**Instruction:** Find all the lines with "this" and gather them.

---------------

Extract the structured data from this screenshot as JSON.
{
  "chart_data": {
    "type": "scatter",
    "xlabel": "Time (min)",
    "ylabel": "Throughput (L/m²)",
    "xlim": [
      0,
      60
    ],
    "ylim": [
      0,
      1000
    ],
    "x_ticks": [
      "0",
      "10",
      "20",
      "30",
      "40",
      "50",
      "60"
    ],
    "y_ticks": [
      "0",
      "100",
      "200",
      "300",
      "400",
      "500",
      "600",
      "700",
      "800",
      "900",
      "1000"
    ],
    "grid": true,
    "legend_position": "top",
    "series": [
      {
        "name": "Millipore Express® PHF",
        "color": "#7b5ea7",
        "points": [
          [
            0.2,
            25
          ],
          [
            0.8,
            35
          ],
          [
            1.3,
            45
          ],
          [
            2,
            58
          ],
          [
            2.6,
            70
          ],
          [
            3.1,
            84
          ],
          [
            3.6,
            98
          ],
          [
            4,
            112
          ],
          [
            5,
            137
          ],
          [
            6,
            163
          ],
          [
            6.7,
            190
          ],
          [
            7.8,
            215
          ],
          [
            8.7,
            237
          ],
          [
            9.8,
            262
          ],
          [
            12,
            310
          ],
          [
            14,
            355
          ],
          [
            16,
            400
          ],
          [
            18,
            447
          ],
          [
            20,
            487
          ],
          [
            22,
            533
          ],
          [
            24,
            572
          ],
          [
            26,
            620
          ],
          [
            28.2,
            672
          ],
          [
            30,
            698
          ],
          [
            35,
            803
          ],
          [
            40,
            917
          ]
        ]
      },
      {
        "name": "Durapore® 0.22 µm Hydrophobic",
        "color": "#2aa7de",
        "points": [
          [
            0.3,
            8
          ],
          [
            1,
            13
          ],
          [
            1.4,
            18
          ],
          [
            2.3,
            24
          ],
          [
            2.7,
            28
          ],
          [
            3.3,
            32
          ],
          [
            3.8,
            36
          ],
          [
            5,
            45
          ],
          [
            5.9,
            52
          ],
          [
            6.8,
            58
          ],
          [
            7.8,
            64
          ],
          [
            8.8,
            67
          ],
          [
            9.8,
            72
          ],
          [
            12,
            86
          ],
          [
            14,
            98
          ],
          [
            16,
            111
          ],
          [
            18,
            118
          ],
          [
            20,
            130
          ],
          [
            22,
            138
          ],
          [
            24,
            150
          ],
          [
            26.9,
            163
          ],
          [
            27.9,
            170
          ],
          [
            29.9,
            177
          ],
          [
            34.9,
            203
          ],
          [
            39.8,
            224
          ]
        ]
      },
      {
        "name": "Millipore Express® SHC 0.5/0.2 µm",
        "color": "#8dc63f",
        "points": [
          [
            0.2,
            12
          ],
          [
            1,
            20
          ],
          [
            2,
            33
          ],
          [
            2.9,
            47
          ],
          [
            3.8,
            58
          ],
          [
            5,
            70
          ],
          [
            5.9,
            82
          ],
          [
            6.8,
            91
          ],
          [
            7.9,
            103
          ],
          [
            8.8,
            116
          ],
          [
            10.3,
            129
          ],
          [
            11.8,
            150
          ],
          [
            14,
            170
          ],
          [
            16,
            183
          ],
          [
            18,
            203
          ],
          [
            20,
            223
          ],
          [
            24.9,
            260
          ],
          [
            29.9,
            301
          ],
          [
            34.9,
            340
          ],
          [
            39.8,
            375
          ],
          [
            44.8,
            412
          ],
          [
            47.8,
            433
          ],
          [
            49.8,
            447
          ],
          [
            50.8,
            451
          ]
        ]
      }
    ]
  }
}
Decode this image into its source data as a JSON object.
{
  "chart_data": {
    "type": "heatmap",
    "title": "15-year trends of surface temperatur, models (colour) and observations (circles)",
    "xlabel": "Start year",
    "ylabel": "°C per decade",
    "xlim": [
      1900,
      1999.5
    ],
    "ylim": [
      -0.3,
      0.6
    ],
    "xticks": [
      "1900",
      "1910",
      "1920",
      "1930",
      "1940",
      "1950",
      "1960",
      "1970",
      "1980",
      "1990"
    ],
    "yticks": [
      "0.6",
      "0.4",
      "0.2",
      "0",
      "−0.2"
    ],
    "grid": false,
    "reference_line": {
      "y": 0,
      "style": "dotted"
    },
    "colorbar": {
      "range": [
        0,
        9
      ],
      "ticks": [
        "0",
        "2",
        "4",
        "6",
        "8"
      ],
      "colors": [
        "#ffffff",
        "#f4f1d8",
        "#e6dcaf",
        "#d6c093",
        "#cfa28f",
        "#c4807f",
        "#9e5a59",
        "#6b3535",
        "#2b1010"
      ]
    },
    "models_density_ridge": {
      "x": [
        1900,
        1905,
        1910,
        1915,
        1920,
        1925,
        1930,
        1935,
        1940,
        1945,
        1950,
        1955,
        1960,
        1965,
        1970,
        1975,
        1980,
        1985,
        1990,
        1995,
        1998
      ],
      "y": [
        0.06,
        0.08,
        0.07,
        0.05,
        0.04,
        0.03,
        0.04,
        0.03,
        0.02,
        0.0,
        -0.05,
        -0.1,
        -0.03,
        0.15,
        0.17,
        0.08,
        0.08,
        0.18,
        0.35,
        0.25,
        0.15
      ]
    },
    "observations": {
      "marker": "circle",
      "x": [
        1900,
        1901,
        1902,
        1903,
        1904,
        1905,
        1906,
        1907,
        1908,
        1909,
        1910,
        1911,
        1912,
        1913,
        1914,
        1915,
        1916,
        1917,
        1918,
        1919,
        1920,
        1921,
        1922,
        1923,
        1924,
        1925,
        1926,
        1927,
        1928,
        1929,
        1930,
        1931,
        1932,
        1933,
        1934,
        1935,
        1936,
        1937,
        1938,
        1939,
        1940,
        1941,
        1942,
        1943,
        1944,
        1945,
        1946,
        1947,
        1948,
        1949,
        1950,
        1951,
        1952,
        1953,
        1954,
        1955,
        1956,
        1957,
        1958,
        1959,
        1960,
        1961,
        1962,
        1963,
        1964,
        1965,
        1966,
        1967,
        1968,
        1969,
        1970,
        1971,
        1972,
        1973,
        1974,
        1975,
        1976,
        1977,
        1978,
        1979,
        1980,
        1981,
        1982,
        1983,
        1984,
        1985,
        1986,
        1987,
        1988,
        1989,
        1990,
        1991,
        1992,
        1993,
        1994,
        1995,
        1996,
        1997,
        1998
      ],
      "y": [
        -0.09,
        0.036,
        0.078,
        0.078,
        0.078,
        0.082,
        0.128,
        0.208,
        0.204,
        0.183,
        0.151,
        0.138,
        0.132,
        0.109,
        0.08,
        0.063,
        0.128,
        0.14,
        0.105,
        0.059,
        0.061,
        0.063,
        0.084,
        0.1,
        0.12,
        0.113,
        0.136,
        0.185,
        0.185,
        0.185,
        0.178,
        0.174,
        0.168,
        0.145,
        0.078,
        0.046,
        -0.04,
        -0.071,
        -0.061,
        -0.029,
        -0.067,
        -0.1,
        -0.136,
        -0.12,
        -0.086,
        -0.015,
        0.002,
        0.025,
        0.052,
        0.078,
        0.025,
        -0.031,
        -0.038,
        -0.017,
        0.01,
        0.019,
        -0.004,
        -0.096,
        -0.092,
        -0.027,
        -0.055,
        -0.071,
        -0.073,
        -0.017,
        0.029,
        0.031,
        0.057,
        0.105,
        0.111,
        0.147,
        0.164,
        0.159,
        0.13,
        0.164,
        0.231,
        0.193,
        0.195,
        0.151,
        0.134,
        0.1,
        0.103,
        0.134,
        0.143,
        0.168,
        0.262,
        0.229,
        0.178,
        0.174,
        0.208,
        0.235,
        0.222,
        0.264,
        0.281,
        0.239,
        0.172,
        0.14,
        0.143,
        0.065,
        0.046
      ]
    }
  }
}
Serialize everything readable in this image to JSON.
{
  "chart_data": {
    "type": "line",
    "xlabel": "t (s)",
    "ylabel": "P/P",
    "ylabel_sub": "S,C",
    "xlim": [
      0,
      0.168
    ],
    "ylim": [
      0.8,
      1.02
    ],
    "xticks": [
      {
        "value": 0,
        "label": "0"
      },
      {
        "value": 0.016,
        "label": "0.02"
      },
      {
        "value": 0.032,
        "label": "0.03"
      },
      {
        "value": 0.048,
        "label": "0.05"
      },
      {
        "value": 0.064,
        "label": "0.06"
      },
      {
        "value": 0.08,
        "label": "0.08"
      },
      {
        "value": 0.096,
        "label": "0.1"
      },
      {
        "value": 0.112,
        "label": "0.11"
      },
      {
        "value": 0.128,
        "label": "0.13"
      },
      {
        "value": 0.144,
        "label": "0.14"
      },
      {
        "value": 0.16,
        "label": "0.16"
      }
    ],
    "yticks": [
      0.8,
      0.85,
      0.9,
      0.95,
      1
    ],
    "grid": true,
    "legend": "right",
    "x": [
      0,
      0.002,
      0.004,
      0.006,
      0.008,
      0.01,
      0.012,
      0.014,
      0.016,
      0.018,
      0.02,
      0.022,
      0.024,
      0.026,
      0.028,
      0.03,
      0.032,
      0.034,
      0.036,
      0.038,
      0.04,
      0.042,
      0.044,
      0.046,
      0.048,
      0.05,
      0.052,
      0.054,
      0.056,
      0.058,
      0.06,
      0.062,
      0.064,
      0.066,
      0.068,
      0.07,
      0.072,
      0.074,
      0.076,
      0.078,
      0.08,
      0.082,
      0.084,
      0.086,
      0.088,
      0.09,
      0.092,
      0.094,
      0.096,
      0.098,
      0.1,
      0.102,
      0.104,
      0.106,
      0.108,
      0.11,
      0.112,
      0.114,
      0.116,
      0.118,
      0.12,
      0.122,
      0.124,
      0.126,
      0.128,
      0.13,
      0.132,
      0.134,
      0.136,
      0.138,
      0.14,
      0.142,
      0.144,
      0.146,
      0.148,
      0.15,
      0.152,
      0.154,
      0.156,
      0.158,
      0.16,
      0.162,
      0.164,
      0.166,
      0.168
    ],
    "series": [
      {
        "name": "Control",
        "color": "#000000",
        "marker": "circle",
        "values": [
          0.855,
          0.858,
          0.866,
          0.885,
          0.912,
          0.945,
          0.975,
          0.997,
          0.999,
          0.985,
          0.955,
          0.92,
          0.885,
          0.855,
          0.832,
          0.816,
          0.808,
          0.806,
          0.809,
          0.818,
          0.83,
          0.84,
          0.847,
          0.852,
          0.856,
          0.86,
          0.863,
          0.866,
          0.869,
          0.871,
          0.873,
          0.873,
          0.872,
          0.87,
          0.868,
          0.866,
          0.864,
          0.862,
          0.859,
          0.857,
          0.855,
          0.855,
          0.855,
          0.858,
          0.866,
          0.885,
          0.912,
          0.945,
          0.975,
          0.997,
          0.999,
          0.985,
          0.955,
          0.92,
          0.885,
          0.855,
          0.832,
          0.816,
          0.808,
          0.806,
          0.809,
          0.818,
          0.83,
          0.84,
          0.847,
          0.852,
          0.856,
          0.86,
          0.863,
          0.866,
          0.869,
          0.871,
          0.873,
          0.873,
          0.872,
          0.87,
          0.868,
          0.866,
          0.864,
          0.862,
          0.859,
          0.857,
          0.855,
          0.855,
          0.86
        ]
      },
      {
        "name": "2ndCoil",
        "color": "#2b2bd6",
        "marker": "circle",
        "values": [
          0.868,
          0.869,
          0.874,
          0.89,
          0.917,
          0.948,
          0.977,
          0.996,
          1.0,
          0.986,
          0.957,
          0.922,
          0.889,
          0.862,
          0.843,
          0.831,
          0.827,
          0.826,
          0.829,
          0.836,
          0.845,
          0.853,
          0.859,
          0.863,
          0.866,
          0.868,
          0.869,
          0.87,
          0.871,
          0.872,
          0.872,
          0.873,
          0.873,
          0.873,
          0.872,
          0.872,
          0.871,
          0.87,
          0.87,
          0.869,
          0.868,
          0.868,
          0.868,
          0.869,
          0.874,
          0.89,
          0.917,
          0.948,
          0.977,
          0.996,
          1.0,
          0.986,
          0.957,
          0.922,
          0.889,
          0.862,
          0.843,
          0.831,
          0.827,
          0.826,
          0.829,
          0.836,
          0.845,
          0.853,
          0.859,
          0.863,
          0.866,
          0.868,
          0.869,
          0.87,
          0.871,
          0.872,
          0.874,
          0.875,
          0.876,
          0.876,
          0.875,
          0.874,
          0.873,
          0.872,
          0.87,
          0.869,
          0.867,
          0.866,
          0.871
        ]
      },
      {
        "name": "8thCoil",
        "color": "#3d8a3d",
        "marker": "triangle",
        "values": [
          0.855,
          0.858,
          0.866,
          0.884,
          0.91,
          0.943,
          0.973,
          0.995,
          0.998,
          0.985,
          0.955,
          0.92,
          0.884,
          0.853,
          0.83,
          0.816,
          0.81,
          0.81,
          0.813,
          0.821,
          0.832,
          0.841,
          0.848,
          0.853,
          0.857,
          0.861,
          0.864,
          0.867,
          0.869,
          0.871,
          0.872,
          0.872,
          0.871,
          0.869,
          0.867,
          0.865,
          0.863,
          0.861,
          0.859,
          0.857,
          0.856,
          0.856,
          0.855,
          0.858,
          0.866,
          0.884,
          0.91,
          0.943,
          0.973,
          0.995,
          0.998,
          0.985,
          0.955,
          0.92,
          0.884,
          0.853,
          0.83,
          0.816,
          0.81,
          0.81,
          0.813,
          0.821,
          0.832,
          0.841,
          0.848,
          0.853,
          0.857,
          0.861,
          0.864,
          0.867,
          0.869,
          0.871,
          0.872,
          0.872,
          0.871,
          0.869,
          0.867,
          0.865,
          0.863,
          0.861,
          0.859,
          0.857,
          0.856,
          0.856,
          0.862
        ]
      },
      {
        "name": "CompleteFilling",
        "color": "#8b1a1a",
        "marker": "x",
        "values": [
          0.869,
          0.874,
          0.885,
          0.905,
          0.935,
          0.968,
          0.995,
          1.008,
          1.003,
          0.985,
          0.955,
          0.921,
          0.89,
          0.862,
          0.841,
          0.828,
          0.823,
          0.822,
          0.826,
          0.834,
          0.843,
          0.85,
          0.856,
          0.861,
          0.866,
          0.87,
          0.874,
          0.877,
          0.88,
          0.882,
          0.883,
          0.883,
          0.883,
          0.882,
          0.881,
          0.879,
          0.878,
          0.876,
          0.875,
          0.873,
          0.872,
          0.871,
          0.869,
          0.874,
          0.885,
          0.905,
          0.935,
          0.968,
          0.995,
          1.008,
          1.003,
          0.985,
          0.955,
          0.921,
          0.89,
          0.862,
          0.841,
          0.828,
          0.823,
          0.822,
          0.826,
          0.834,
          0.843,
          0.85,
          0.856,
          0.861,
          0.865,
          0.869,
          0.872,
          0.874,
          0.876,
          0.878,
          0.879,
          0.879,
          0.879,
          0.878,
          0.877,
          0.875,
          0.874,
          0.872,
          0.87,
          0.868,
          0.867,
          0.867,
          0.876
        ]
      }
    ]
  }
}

---------------

**Reply:**
Extract the structured data from this screenshot as JSON.
Decode this image into its source data as a JSON object.
Serialize everything readable in this image to JSON.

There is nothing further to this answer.